• **RECORD SET**

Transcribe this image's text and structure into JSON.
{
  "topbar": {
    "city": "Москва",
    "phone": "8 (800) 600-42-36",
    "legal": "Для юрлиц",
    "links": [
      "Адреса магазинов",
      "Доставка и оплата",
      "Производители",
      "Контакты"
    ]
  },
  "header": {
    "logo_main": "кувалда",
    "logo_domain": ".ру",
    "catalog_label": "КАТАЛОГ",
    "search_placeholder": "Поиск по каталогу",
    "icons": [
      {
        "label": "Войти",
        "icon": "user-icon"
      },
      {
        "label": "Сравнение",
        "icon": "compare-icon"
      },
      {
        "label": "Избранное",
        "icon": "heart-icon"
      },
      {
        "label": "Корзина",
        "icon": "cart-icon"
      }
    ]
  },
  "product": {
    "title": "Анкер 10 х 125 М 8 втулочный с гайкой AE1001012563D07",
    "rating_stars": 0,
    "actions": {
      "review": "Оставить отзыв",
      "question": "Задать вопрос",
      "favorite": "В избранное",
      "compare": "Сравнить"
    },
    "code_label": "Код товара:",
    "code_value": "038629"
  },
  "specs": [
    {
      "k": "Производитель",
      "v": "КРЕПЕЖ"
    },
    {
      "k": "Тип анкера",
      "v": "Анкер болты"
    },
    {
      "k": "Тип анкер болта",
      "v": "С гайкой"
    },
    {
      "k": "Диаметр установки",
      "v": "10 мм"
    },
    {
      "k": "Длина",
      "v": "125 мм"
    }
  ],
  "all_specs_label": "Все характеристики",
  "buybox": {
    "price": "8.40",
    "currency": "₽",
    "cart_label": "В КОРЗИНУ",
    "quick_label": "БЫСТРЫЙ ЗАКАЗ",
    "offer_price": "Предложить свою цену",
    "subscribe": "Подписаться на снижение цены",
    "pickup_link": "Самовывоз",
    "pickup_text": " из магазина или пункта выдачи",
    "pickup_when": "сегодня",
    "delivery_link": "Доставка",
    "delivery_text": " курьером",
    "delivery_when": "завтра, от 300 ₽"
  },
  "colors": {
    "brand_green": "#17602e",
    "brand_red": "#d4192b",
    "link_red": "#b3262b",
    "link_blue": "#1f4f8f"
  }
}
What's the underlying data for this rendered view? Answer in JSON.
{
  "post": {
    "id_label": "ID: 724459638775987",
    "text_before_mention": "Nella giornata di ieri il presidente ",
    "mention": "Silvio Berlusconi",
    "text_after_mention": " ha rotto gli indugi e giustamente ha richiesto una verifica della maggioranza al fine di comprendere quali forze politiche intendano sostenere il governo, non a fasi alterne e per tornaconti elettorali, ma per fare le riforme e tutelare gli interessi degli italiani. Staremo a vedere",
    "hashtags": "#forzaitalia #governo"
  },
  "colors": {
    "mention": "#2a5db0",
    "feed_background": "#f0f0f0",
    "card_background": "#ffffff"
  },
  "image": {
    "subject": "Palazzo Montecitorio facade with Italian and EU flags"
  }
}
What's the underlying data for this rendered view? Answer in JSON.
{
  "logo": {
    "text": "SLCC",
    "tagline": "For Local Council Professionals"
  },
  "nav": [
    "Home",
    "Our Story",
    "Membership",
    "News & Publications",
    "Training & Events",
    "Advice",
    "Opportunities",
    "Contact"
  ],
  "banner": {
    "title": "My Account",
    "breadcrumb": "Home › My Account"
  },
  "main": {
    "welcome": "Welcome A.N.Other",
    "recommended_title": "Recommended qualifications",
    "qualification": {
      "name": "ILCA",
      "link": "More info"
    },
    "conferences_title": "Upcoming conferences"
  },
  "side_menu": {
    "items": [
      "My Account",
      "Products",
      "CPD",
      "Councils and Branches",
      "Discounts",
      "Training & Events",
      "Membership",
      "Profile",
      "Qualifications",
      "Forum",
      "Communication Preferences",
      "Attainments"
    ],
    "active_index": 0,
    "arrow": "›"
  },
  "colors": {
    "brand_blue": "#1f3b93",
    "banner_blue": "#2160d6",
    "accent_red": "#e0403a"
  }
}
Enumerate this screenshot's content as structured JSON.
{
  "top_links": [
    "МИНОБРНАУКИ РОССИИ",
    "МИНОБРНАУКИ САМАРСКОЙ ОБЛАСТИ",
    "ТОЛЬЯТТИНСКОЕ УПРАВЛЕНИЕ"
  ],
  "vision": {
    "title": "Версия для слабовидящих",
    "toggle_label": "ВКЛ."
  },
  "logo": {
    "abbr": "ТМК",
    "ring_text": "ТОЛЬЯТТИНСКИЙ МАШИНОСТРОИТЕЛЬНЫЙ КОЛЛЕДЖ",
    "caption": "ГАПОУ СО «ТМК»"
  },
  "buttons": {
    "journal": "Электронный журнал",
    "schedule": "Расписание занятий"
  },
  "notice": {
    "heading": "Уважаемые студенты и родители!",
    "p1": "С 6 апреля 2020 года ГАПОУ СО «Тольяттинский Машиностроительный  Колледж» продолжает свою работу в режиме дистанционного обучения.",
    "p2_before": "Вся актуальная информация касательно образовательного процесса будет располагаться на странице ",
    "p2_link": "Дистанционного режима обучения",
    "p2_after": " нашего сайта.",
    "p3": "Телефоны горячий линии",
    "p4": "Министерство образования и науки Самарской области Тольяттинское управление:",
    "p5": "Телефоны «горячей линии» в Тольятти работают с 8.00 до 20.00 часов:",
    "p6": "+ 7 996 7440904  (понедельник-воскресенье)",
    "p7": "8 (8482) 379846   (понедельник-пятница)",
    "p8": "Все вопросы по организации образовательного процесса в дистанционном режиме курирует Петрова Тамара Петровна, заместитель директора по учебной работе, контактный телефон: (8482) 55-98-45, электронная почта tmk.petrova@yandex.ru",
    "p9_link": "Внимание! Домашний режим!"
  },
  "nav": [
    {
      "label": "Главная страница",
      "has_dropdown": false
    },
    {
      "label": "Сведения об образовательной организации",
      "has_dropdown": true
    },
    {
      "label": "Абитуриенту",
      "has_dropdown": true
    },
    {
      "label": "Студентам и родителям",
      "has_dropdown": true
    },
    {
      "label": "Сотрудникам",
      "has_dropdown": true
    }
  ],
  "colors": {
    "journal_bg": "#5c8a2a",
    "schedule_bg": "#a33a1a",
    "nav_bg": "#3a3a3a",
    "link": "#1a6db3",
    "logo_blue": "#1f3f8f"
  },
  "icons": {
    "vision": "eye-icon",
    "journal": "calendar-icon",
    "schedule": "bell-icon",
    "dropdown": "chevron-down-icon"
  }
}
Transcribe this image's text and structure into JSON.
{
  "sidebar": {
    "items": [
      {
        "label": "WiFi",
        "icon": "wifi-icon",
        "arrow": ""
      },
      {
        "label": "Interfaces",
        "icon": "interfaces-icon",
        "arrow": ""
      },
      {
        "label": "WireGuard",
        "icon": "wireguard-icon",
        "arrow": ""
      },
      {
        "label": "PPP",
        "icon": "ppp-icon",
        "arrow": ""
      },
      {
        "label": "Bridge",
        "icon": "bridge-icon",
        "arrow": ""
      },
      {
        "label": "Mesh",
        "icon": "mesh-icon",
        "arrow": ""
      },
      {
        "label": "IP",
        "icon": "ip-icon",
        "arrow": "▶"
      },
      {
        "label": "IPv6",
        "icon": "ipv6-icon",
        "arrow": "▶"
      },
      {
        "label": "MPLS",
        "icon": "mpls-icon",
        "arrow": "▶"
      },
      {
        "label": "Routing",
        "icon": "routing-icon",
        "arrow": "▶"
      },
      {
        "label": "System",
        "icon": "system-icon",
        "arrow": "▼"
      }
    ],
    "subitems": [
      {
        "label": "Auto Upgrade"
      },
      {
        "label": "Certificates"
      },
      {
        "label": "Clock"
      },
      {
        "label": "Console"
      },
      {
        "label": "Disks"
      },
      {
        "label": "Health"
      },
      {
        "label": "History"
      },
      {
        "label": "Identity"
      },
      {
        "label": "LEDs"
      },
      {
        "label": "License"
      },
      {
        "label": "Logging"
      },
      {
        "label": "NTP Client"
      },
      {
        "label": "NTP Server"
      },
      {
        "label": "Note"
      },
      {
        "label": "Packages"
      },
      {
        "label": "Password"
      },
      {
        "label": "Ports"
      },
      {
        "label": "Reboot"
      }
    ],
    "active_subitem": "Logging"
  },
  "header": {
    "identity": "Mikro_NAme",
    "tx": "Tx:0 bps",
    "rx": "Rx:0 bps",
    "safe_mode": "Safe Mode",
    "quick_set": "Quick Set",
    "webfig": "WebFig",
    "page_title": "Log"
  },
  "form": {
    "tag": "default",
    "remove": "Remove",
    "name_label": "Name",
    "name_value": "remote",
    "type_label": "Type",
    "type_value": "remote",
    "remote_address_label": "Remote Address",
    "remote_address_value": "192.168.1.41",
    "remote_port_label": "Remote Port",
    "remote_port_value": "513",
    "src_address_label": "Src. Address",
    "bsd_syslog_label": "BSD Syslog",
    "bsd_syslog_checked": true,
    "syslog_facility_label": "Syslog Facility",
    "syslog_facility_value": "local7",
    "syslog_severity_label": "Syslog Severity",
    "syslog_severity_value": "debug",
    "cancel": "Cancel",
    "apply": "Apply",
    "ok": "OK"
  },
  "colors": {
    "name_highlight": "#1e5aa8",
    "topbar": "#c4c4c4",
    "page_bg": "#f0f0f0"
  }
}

• **WRITTEN TASK**
Nothing but a number is needed here: how many lines hold the string "Logging"?

• **OUTPUT OF THE TASK**
2